═══ Data supplied ═══
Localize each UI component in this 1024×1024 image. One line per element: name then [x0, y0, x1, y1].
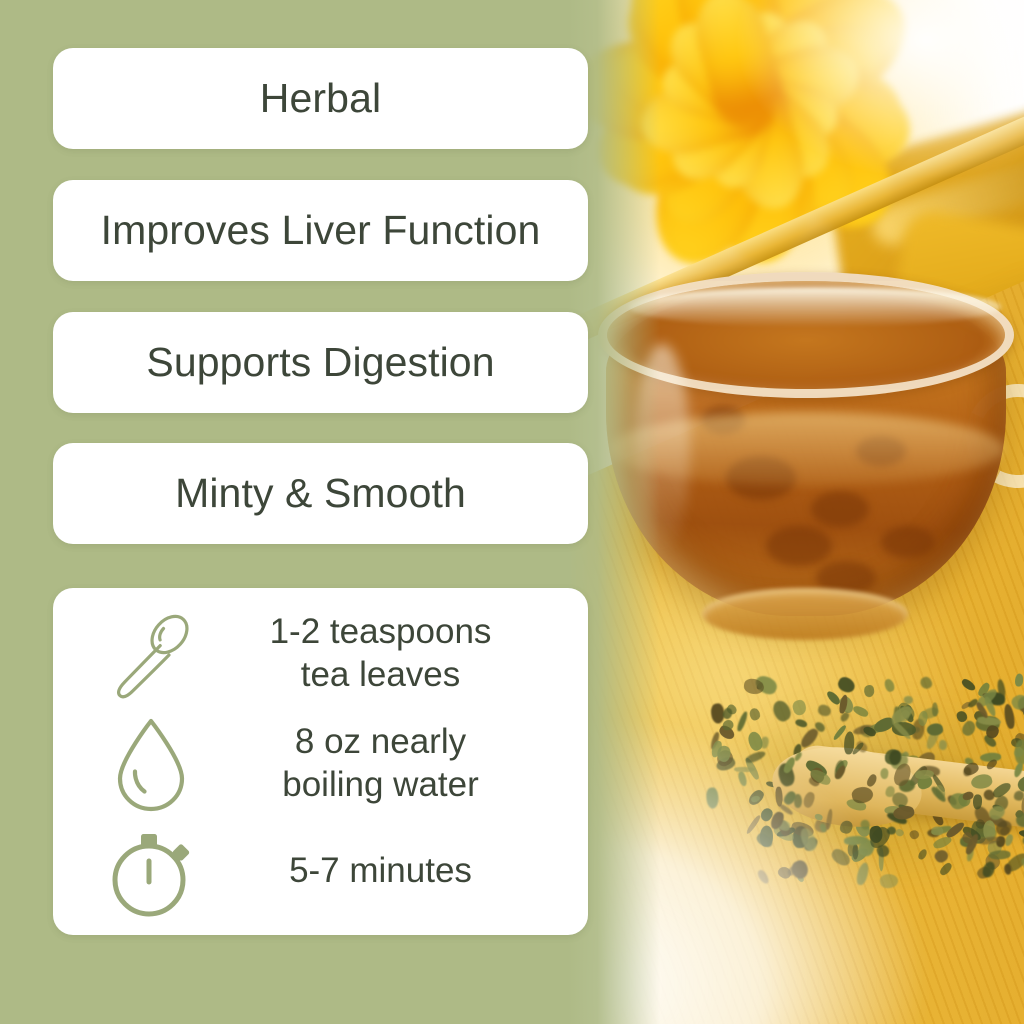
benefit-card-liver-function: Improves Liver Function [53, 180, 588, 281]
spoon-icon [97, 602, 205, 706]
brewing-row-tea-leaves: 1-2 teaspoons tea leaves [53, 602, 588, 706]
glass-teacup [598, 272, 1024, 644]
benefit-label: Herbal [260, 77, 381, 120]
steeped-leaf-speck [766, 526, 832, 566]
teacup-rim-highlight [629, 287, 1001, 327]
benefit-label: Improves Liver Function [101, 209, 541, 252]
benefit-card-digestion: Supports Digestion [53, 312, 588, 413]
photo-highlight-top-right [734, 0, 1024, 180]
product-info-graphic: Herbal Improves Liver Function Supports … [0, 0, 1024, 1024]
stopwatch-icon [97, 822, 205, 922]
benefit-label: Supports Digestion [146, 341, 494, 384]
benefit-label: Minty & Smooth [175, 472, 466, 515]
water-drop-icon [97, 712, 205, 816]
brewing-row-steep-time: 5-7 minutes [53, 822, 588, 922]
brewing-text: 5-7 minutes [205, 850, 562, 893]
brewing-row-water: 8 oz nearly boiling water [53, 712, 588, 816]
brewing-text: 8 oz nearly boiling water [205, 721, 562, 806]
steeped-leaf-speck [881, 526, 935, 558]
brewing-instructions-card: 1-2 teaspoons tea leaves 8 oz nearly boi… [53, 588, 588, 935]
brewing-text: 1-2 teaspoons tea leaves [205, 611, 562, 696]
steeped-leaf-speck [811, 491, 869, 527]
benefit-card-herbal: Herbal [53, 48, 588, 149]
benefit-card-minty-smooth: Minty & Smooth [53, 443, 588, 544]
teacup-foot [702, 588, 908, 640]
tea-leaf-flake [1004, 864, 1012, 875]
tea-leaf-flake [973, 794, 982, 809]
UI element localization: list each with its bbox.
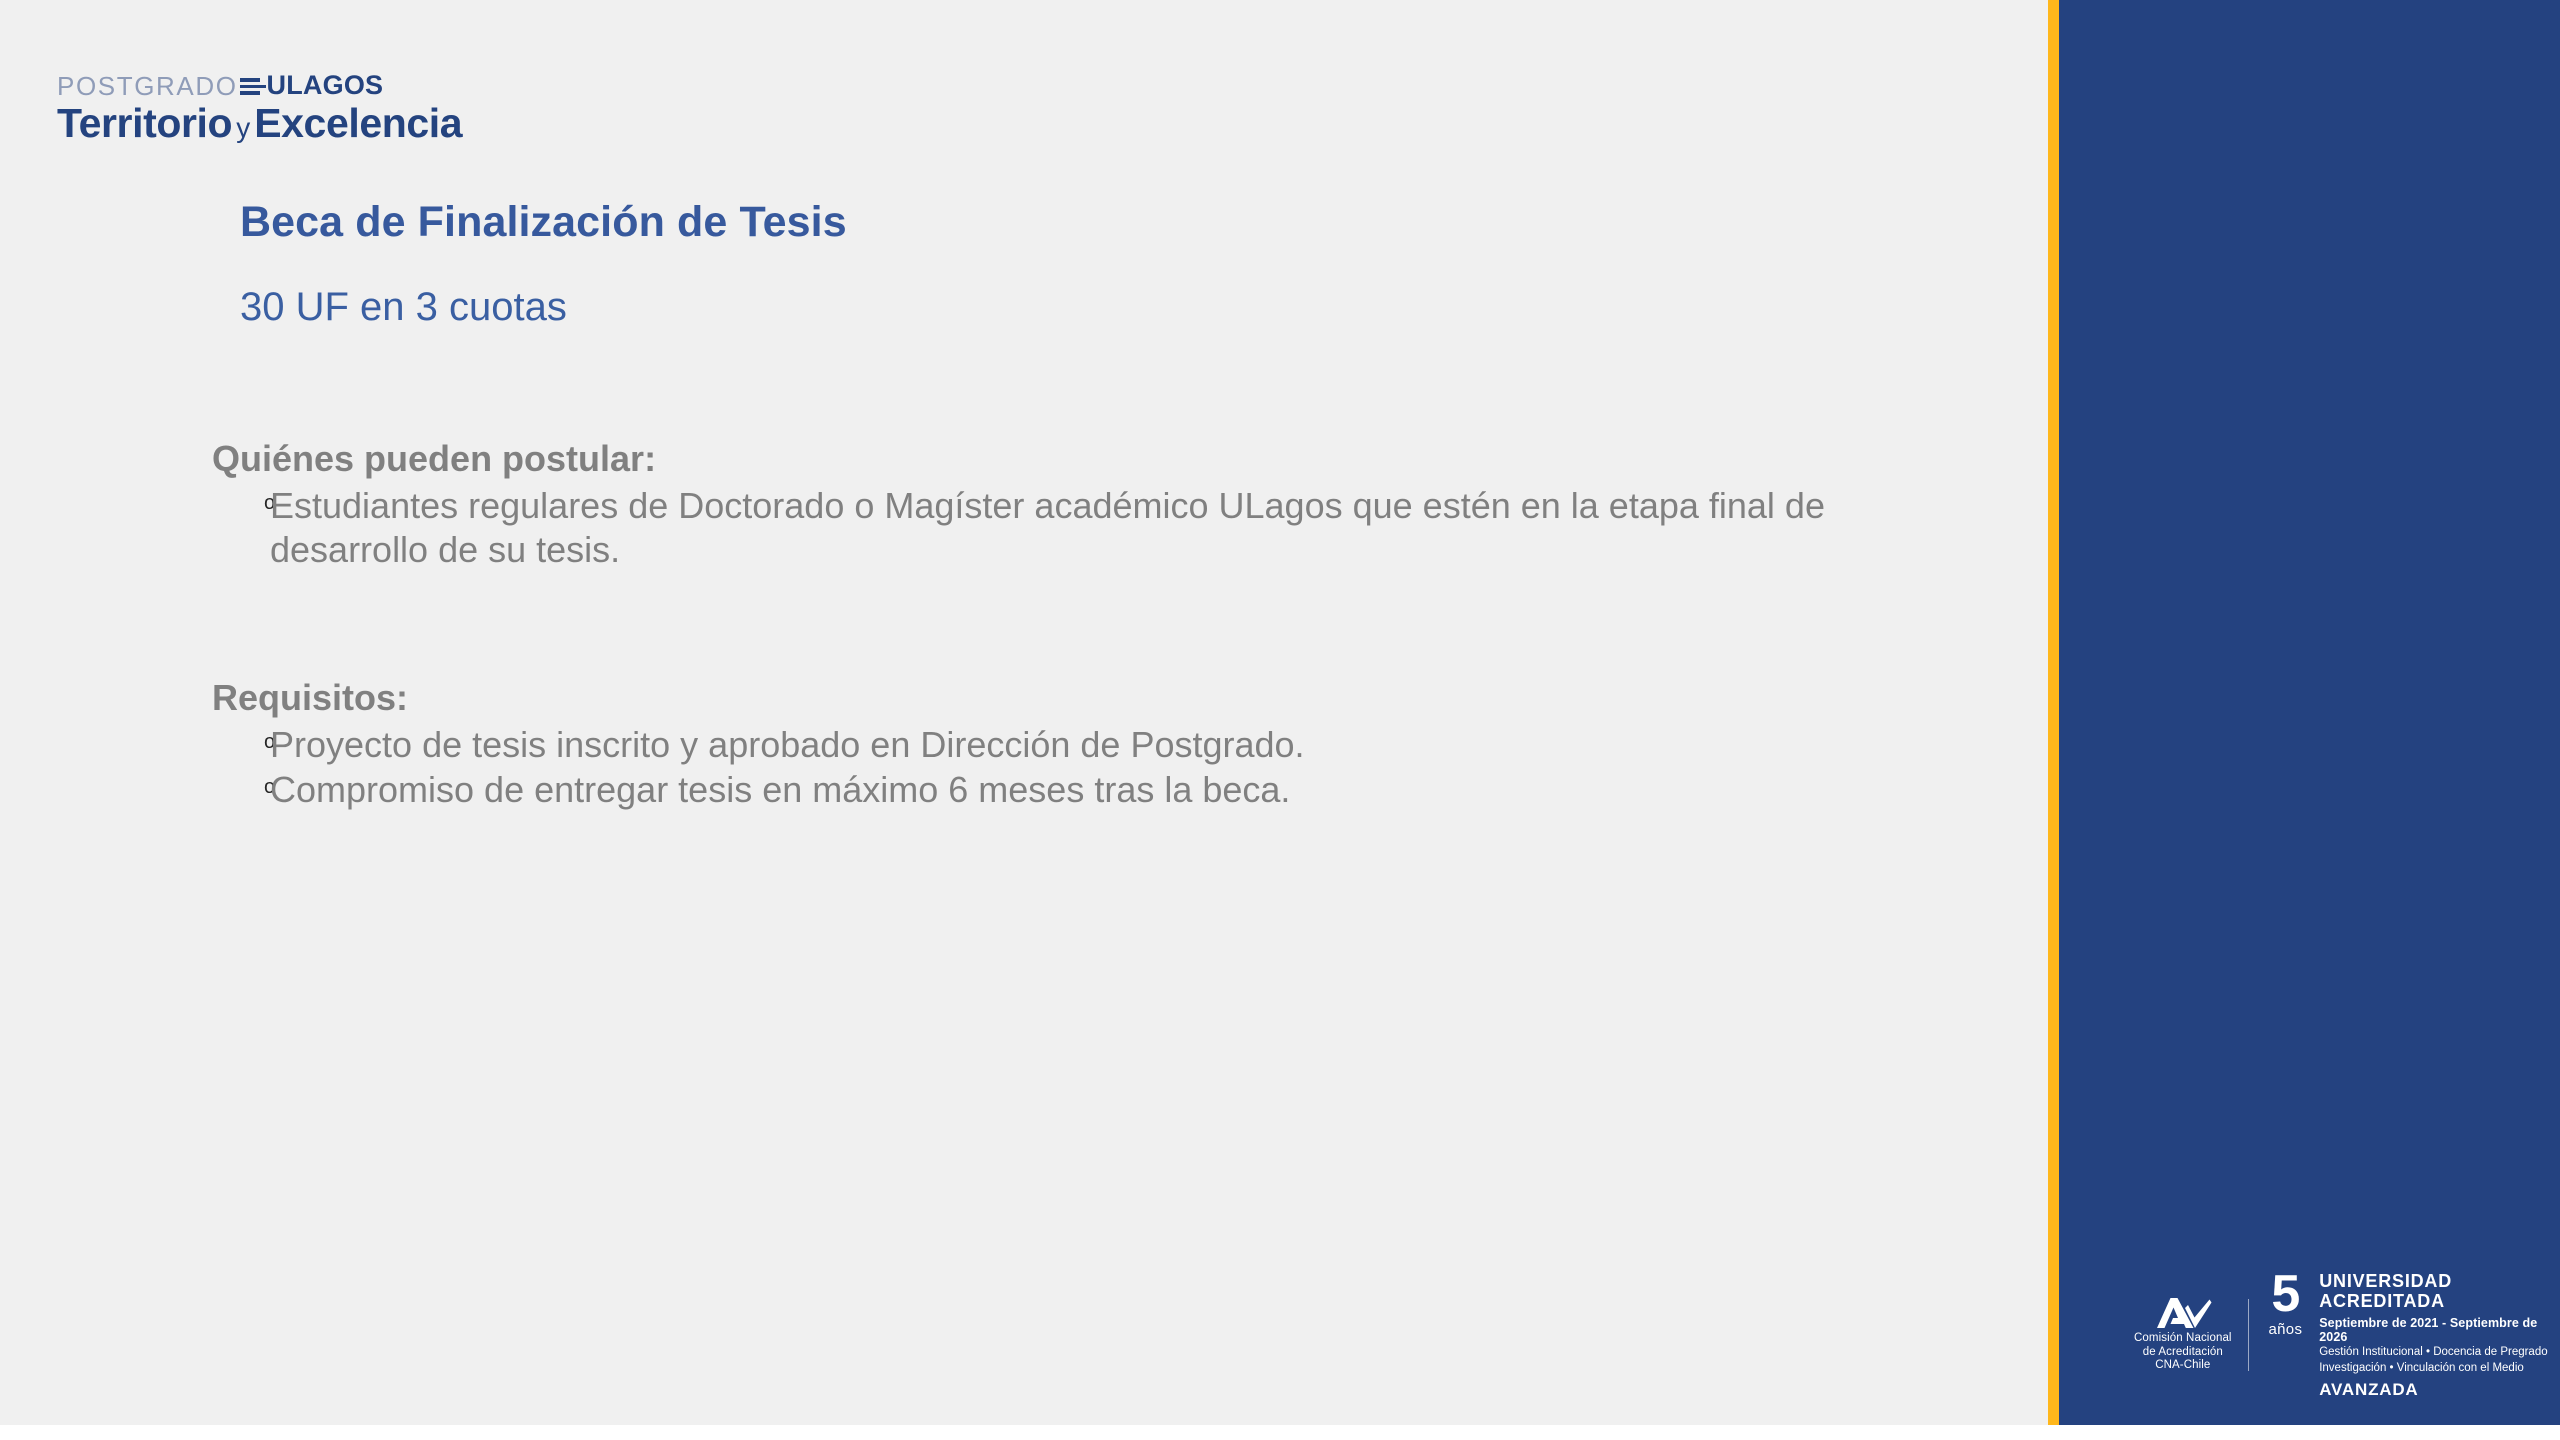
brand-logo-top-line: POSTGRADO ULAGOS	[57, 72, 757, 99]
═══
Written exercise
Format every line of the entries above as a single numbered list, leaving out blank lines and the pictures.

Exercise answer
1. Localize each UI component in this 1024×1024 image. One line per element: name then [x0, y0, x1, y1].
2. benefit-card-liver-function: Improves Liver Function [53, 180, 588, 281]
3. spoon-icon [97, 602, 205, 706]
4. brewing-row-tea-leaves: 1-2 teaspoons tea leaves [53, 602, 588, 706]
5. glass-teacup [598, 272, 1024, 644]
6. benefit-label: Herbal [260, 77, 381, 120]
7. steeped-leaf-speck [766, 526, 832, 566]
8. teacup-rim-highlight [629, 287, 1001, 327]
9. benefit-label: Improves Liver Function [101, 209, 541, 252]
10. benefit-card-digestion: Supports Digestion [53, 312, 588, 413]
11. photo-highlight-top-right [734, 0, 1024, 180]
12. product-info-graphic: Herbal Improves Liver Function Supports … [0, 0, 1024, 1024]
13. stopwatch-icon [97, 822, 205, 922]
14. benefit-label: Supports Digestion [146, 341, 494, 384]
15. benefit-label: Minty & Smooth [175, 472, 466, 515]
16. water-drop-icon [97, 712, 205, 816]
17. brewing-row-steep-time: 5-7 minutes [53, 822, 588, 922]
18. brewing-text: 5-7 minutes [205, 850, 562, 893]
19. brewing-row-water: 8 oz nearly boiling water [53, 712, 588, 816]
20. brewing-text: 8 oz nearly boiling water [205, 721, 562, 806]
21. steeped-leaf-speck [881, 526, 935, 558]
22. brewing-instructions-card: 1-2 teaspoons tea leaves 8 oz nearly boi… [53, 588, 588, 935]
23. brewing-text: 1-2 teaspoons tea leaves [205, 611, 562, 696]
24. steeped-leaf-speck [811, 491, 869, 527]
25. benefit-card-herbal: Herbal [53, 48, 588, 149]
26. benefit-card-minty-smooth: Minty & Smooth [53, 443, 588, 544]
27. teacup-foot [702, 588, 908, 640]
28. tea-leaf-flake [1004, 864, 1012, 875]
29. tea-leaf-flake [973, 794, 982, 809]
30. UI element localization: list each with its bbox.
31. brand-logo-top-line: POSTGRADO ULAGOS	[57, 72, 757, 99]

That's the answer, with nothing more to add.